Collected data
● ● ● ● ● ● ●
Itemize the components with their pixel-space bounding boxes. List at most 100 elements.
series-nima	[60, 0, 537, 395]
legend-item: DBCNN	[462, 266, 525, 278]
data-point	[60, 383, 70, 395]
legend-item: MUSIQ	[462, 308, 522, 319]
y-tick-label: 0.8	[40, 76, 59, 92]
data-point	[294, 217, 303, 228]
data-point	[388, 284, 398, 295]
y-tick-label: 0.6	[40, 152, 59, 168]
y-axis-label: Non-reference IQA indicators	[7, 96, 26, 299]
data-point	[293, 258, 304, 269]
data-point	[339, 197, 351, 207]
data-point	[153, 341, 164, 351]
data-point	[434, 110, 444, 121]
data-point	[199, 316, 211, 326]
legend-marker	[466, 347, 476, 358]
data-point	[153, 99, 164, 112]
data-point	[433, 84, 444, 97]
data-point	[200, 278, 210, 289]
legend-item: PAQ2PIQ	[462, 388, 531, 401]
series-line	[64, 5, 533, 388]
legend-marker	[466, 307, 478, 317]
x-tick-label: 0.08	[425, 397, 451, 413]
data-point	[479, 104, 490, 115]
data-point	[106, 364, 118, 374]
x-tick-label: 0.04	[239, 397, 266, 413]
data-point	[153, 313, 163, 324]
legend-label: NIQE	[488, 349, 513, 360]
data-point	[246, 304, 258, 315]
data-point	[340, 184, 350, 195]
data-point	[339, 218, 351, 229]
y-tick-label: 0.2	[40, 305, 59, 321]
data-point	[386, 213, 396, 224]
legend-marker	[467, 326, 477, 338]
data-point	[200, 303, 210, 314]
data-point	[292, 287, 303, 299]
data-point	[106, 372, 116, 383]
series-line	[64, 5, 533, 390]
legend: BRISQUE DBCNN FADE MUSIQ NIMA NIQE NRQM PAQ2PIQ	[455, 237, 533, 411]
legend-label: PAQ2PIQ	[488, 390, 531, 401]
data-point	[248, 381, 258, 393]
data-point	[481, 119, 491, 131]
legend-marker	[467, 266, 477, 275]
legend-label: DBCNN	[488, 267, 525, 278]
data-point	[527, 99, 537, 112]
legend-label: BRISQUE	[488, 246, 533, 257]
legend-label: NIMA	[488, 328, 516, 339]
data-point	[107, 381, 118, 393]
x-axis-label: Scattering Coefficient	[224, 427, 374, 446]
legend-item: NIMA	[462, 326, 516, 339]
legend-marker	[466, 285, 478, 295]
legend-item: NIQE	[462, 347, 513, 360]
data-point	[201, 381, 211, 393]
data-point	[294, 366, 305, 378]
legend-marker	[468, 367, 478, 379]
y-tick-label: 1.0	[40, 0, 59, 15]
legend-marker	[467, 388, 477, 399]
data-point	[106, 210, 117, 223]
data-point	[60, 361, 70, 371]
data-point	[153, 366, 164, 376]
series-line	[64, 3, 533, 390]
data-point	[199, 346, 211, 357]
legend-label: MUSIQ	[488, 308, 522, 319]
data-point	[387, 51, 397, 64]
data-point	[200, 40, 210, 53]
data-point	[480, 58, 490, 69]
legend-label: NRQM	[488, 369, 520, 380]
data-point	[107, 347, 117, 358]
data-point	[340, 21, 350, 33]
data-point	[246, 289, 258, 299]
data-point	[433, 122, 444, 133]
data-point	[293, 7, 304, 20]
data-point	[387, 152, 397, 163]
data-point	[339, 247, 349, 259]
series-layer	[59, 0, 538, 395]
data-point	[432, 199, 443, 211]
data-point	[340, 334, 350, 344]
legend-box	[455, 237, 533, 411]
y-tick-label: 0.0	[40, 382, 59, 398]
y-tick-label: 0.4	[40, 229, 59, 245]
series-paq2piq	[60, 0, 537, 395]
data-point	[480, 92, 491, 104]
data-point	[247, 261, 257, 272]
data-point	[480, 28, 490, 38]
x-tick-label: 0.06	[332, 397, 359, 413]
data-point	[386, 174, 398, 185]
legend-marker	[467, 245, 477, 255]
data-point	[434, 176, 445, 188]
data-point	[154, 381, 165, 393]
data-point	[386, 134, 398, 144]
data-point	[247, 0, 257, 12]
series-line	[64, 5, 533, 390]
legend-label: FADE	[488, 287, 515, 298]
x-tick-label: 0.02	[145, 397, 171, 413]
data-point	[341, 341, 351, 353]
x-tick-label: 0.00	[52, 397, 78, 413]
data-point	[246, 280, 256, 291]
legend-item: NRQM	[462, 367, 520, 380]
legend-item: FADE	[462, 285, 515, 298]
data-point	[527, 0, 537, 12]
● ● ● ● ● ● ●
Put every line of the records above into a numbered list, leaving out any blank lines.

* Output
1. Itemize the components with their pixel-space bounding boxes. List at most 100 elements.
2. series-nima	[60, 0, 537, 395]
3. legend-item: DBCNN	[462, 266, 525, 278]
4. data-point	[60, 383, 70, 395]
5. legend-item: MUSIQ	[462, 308, 522, 319]
6. y-tick-label: 0.8	[40, 76, 59, 92]
7. data-point	[294, 217, 303, 228]
8. data-point	[388, 284, 398, 295]
9. y-tick-label: 0.6	[40, 152, 59, 168]
10. y-axis-label: Non-reference IQA indicators	[7, 96, 26, 299]
11. data-point	[293, 258, 304, 269]
12. data-point	[339, 197, 351, 207]
13. data-point	[153, 341, 164, 351]
14. data-point	[434, 110, 444, 121]
15. data-point	[199, 316, 211, 326]
16. legend-marker	[466, 347, 476, 358]
17. data-point	[153, 99, 164, 112]
18. data-point	[433, 84, 444, 97]
19. data-point	[200, 278, 210, 289]
20. legend-item: PAQ2PIQ	[462, 388, 531, 401]
21. series-line	[64, 5, 533, 388]
22. legend-marker	[466, 307, 478, 317]
23. x-tick-label: 0.08	[425, 397, 451, 413]
24. data-point	[479, 104, 490, 115]
25. data-point	[106, 364, 118, 374]
26. x-tick-label: 0.04	[239, 397, 266, 413]
27. data-point	[153, 313, 163, 324]
28. legend-label: NIQE	[488, 349, 513, 360]
29. data-point	[246, 304, 258, 315]
30. data-point	[340, 184, 350, 195]
31. data-point	[339, 218, 351, 229]
32. y-tick-label: 0.2	[40, 305, 59, 321]
33. data-point	[386, 213, 396, 224]
34. legend-marker	[467, 326, 477, 338]
35. data-point	[200, 303, 210, 314]
36. data-point	[292, 287, 303, 299]
37. data-point	[106, 372, 116, 383]
38. series-line	[64, 5, 533, 390]
39. legend: BRISQUE DBCNN FADE MUSIQ NIMA NIQE NRQM PAQ2PIQ	[455, 237, 533, 411]
40. legend-label: PAQ2PIQ	[488, 390, 531, 401]
41. data-point	[248, 381, 258, 393]
42. data-point	[481, 119, 491, 131]
43. legend-marker	[467, 266, 477, 275]
44. legend-label: DBCNN	[488, 267, 525, 278]
45. data-point	[527, 99, 537, 112]
46. legend-label: BRISQUE	[488, 246, 533, 257]
47. legend-label: NIMA	[488, 328, 516, 339]
48. data-point	[107, 381, 118, 393]
49. x-axis-label: Scattering Coefficient	[224, 427, 374, 446]
50. legend-item: NIMA	[462, 326, 516, 339]
51. legend-marker	[466, 285, 478, 295]
52. legend-item: NIQE	[462, 347, 513, 360]
53. data-point	[201, 381, 211, 393]
54. data-point	[294, 366, 305, 378]
55. legend-marker	[468, 367, 478, 379]
56. y-tick-label: 1.0	[40, 0, 59, 15]
57. legend-marker	[467, 388, 477, 399]
58. data-point	[106, 210, 117, 223]
59. data-point	[60, 361, 70, 371]
60. data-point	[153, 366, 164, 376]
61. series-line	[64, 3, 533, 390]
62. data-point	[199, 346, 211, 357]
63. legend-label: MUSIQ	[488, 308, 522, 319]
64. data-point	[387, 51, 397, 64]
65. data-point	[200, 40, 210, 53]
66. data-point	[480, 58, 490, 69]
67. legend-label: NRQM	[488, 369, 520, 380]
68. data-point	[107, 347, 117, 358]
69. data-point	[340, 21, 350, 33]
70. data-point	[246, 289, 258, 299]
71. data-point	[433, 122, 444, 133]
72. data-point	[293, 7, 304, 20]
73. data-point	[387, 152, 397, 163]
74. data-point	[339, 247, 349, 259]
75. series-layer	[59, 0, 538, 395]
76. data-point	[432, 199, 443, 211]
77. data-point	[340, 334, 350, 344]
78. legend-box	[455, 237, 533, 411]
79. y-tick-label: 0.0	[40, 382, 59, 398]
80. y-tick-label: 0.4	[40, 229, 59, 245]
81. series-paq2piq	[60, 0, 537, 395]
82. data-point	[480, 92, 491, 104]
83. data-point	[247, 261, 257, 272]
84. data-point	[480, 28, 490, 38]
85. x-tick-label: 0.06	[332, 397, 359, 413]
86. data-point	[386, 174, 398, 185]
87. legend-marker	[467, 245, 477, 255]
88. data-point	[434, 176, 445, 188]
89. data-point	[154, 381, 165, 393]
90. data-point	[386, 134, 398, 144]
91. data-point	[247, 0, 257, 12]
92. series-line	[64, 5, 533, 390]
93. legend-label: FADE	[488, 287, 515, 298]
94. x-tick-label: 0.02	[145, 397, 171, 413]
95. data-point	[341, 341, 351, 353]
96. x-tick-label: 0.00	[52, 397, 78, 413]
97. data-point	[246, 280, 256, 291]
98. legend-item: NRQM	[462, 367, 520, 380]
99. legend-item: FADE	[462, 285, 515, 298]
100. data-point	[527, 0, 537, 12]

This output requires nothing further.